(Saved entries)
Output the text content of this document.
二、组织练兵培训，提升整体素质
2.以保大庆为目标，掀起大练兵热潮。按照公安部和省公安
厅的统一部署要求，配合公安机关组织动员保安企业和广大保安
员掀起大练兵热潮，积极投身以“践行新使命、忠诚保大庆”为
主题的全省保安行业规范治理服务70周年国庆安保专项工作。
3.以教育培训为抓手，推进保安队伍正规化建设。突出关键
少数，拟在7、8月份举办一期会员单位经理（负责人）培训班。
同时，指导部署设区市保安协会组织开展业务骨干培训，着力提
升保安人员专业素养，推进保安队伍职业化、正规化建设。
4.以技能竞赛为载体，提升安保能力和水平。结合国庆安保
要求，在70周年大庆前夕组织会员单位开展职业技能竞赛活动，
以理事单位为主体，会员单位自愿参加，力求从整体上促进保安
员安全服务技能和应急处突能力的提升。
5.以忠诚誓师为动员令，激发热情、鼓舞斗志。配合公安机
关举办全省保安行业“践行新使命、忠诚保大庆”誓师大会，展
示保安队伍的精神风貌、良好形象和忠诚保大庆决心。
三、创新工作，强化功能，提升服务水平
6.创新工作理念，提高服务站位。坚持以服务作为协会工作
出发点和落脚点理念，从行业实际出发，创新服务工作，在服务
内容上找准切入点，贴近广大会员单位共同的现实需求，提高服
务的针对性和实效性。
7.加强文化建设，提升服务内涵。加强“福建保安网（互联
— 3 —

* * *

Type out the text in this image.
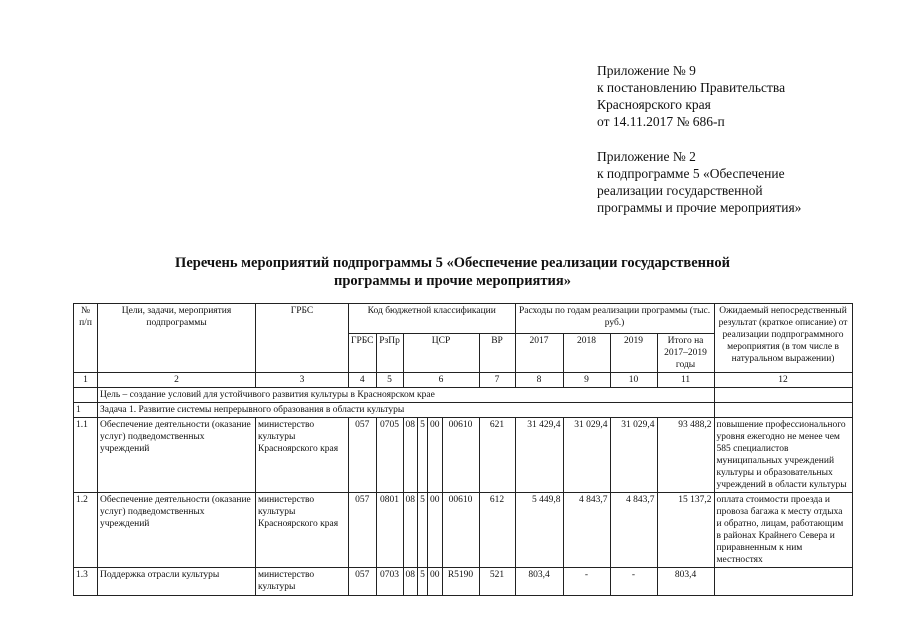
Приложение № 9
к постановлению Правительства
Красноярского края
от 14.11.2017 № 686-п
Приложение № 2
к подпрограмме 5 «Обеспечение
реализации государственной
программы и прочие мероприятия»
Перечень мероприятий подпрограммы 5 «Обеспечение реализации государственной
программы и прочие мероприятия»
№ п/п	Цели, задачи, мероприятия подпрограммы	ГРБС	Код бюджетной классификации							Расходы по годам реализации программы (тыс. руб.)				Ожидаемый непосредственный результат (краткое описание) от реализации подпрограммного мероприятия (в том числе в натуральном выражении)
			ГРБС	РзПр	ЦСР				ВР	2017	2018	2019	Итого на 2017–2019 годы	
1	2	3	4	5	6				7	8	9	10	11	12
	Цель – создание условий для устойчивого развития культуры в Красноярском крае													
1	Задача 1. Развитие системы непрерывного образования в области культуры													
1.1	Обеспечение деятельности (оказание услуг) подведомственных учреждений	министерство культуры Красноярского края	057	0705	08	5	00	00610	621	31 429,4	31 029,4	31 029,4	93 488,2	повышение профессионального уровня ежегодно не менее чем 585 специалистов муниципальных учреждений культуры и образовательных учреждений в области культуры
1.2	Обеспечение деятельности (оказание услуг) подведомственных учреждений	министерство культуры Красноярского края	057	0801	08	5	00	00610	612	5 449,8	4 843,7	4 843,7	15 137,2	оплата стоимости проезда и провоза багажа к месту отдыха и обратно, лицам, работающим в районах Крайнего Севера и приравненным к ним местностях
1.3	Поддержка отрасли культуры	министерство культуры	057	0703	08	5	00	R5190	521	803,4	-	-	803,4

(Work instructions): Count the lines in the records above that contain the word "Красноярского", and give only that number.

(Solved exercise): 3